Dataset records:
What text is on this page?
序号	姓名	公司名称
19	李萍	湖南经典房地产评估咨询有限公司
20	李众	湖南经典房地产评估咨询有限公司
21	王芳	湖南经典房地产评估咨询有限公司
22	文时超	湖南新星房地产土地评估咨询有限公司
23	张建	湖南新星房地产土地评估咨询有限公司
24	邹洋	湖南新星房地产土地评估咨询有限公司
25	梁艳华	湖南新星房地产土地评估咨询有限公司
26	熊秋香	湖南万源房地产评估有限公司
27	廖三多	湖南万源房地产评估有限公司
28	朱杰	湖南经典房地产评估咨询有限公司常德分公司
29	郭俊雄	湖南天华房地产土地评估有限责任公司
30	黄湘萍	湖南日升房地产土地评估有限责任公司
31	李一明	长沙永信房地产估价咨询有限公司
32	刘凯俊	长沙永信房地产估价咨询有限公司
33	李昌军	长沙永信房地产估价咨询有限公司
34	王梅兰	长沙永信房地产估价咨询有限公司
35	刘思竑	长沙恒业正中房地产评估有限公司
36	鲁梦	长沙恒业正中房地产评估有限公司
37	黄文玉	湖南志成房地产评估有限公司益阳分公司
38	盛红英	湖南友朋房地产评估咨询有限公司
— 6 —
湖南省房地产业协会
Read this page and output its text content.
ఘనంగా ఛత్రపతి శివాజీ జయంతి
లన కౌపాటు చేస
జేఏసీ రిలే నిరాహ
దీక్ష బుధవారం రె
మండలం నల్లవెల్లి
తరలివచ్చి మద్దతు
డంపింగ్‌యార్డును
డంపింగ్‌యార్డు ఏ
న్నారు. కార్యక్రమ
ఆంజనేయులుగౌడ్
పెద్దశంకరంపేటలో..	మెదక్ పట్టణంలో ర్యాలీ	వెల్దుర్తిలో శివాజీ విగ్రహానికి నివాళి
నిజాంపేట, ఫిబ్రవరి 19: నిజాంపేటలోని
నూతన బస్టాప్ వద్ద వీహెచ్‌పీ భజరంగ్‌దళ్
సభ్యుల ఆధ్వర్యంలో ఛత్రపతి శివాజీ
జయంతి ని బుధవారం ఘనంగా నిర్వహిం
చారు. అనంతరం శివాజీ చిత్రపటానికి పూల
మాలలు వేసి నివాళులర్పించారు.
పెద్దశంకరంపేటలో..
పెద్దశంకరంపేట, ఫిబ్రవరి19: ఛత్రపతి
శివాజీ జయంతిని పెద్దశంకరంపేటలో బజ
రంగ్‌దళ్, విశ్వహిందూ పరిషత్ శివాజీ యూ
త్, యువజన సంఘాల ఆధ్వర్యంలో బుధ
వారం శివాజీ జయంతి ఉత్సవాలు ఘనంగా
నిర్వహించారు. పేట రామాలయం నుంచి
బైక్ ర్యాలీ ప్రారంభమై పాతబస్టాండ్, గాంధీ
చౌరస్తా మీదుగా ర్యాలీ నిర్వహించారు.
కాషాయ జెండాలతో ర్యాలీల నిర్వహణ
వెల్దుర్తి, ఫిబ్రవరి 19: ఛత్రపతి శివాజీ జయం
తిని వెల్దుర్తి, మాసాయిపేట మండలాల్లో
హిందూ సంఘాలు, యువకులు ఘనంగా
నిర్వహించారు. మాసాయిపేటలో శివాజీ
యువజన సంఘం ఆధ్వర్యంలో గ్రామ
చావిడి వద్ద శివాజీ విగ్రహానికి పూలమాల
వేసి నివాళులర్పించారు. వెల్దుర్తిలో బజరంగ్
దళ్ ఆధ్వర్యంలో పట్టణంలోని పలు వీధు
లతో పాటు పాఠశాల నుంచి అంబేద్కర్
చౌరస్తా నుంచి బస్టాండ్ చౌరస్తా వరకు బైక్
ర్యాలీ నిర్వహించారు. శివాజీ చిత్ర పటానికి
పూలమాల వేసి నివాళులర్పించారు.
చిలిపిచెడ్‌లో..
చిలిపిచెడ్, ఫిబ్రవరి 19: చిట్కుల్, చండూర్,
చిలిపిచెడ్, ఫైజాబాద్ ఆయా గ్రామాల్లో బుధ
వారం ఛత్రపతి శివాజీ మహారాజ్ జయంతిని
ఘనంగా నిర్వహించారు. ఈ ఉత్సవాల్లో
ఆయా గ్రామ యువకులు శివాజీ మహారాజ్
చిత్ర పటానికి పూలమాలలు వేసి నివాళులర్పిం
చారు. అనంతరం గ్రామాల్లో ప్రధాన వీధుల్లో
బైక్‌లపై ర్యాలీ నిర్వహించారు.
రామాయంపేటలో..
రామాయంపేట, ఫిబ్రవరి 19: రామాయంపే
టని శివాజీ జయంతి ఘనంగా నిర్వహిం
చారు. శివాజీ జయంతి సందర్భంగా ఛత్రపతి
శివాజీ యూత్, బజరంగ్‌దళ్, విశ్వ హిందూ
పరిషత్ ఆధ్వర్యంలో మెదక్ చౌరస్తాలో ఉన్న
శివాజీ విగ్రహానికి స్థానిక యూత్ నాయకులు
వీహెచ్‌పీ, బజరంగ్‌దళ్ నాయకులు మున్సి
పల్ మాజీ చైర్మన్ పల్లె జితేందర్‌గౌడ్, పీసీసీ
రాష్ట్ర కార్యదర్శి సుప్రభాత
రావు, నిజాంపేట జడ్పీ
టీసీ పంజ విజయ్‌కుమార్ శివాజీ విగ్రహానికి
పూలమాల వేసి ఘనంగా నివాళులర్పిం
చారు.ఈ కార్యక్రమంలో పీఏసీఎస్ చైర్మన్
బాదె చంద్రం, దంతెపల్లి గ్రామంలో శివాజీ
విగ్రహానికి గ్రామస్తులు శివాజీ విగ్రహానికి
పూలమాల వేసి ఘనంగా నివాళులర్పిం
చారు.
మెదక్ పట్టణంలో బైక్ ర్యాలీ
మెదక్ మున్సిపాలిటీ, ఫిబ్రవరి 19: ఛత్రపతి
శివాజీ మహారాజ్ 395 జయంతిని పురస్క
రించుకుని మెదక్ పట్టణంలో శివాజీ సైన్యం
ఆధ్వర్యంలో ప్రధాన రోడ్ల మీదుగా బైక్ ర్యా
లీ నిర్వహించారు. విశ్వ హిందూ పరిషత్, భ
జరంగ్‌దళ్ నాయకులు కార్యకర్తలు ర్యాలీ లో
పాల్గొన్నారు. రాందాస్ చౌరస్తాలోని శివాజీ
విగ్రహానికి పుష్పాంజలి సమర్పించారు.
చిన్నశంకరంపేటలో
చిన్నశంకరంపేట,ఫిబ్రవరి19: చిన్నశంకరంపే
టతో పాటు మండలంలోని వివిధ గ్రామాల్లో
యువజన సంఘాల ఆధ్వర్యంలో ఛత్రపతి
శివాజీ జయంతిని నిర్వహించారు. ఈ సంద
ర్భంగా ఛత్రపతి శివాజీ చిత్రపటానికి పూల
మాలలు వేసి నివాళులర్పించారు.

* _DIRECTION_: Only lines holding the string "长沙永信房地产估价咨询有限公司" are wanted; gather each one from the entries above.

* _OUTPUT_:
31	李一明	长沙永信房地产估价咨询有限公司
32	刘凯俊	长沙永信房地产估价咨询有限公司
33	李昌军	长沙永信房地产估价咨询有限公司
34	王梅兰	长沙永信房地产估价咨询有限公司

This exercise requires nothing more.